** START DATA SUPPLIED **

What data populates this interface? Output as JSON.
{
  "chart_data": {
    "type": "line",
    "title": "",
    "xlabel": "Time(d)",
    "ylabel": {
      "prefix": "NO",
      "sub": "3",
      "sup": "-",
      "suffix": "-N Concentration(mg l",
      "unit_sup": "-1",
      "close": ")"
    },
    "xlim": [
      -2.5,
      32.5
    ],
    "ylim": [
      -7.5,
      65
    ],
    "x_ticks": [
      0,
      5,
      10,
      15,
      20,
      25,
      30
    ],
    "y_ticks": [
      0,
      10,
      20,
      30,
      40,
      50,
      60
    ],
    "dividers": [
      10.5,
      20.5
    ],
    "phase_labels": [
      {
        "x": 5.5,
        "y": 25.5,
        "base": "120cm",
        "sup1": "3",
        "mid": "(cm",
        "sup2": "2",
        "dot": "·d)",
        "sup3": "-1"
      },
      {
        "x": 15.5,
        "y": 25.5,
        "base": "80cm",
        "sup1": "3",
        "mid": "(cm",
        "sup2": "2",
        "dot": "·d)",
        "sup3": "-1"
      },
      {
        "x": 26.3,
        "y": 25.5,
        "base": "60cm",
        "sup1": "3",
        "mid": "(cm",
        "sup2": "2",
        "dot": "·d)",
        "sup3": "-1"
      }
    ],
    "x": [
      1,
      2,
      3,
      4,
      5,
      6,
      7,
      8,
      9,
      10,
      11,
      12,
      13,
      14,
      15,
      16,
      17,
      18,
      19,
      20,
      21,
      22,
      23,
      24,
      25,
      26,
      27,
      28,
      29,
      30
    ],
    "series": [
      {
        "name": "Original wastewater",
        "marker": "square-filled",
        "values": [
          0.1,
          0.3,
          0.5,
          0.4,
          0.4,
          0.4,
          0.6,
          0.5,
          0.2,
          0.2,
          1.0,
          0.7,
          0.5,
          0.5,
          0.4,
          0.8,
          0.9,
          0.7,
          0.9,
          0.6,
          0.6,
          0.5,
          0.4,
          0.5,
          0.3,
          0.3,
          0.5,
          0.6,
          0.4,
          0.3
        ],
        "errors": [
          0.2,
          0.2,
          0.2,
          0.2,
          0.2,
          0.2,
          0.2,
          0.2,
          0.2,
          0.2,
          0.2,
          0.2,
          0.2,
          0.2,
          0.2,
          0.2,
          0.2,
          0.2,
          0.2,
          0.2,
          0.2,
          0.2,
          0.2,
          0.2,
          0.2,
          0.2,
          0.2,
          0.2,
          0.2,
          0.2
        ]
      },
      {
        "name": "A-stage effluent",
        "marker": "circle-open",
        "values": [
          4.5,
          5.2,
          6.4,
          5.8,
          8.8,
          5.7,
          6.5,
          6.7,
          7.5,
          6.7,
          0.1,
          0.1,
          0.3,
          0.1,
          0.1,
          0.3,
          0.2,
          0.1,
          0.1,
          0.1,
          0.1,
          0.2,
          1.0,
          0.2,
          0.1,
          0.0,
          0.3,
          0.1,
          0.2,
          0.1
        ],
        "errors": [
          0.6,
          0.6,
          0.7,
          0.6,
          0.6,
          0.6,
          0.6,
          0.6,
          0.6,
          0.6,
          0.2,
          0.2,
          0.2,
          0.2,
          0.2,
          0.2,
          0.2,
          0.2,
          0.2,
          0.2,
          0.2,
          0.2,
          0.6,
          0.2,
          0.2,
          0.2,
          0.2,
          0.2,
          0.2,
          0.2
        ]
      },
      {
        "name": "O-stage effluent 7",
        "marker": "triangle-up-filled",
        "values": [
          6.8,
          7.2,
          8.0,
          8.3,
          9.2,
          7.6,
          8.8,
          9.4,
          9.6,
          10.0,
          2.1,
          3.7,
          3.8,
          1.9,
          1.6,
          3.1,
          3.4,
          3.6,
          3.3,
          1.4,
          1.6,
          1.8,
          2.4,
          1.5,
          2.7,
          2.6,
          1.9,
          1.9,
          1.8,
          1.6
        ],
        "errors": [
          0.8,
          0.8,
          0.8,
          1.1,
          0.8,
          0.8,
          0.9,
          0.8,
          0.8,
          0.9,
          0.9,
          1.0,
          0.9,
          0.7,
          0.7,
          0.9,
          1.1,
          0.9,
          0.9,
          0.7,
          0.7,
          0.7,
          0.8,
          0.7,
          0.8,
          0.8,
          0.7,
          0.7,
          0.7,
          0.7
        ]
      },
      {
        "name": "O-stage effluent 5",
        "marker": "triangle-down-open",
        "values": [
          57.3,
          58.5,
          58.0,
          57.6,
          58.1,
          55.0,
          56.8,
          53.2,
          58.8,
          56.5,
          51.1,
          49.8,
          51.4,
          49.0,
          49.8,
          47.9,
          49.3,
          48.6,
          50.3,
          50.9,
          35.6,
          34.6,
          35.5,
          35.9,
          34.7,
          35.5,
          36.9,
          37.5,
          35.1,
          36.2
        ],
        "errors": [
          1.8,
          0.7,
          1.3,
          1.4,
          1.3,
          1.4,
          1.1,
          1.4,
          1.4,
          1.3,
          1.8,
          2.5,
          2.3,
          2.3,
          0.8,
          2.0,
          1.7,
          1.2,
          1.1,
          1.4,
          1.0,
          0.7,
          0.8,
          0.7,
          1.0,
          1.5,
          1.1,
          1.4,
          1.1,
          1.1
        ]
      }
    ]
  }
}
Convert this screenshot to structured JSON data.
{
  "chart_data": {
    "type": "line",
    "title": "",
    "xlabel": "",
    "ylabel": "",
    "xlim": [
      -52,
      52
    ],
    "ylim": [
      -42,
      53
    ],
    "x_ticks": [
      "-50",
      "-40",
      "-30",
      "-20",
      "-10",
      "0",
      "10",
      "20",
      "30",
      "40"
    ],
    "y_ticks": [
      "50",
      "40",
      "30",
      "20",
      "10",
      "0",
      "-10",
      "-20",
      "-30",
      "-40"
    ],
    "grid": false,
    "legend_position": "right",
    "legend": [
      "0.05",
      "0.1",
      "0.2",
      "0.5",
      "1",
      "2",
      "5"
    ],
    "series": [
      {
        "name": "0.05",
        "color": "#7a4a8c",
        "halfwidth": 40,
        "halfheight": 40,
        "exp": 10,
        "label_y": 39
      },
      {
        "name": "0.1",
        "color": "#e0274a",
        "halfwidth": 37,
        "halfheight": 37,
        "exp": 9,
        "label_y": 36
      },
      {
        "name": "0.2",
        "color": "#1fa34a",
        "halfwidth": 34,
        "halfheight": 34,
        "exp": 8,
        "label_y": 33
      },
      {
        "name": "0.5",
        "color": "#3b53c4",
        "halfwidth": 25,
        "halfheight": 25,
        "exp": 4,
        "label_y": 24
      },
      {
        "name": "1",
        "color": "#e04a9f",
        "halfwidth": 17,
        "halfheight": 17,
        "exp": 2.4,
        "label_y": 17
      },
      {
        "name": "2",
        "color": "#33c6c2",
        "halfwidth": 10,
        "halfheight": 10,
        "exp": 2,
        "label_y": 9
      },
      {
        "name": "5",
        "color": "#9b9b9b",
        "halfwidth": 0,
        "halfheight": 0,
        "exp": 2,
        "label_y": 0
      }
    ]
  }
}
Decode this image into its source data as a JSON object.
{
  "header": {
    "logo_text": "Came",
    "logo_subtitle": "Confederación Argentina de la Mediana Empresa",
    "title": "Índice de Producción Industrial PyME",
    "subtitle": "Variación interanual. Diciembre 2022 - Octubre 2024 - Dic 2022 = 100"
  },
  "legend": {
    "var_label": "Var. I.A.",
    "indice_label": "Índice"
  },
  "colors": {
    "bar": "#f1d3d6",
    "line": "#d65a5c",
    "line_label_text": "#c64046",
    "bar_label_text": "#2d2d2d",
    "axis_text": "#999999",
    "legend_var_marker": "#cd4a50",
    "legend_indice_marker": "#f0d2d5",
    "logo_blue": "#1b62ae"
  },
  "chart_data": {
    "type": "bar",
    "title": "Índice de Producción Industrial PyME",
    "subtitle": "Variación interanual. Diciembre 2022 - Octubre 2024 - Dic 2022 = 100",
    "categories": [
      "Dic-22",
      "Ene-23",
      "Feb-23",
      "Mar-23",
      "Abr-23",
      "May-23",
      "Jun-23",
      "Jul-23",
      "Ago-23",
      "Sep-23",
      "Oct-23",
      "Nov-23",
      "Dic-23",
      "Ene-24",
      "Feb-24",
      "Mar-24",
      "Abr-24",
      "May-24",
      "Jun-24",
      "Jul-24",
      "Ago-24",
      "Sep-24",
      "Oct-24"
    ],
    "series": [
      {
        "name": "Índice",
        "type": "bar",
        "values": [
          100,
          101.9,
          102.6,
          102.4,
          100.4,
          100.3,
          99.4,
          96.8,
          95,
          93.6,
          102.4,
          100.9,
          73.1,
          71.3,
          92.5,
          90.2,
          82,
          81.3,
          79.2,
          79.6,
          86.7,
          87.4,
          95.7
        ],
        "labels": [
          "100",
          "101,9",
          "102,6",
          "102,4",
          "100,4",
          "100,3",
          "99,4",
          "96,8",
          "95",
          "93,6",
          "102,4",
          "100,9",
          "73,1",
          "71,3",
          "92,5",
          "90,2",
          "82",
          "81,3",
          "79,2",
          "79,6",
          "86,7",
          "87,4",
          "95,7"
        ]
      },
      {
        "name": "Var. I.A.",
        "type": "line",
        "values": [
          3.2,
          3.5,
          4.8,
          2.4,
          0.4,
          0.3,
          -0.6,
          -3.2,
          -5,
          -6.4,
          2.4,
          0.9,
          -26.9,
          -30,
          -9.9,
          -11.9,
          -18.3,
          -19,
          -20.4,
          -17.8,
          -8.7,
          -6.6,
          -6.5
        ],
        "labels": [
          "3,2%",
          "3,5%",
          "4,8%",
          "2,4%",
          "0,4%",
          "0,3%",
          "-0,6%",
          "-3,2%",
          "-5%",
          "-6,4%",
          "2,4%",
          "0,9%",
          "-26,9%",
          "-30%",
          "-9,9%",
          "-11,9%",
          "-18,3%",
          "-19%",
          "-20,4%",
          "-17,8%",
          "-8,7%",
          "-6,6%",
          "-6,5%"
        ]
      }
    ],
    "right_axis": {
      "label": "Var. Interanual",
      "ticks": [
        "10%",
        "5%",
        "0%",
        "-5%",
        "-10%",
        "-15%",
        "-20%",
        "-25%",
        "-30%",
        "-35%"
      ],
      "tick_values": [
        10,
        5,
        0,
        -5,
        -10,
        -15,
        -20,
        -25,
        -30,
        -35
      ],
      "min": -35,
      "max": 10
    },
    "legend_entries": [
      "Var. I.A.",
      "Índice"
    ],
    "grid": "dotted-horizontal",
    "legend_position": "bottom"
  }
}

** END DATA SUPPLIED **

#### WHAT YOU WILL DO
Take each line containing the string "stage" and copy it out.

#### COMPLETE OUTPUT
        "name": "A-stage effluent",
        "name": "O-stage effluent 7",
        "name": "O-stage effluent 5",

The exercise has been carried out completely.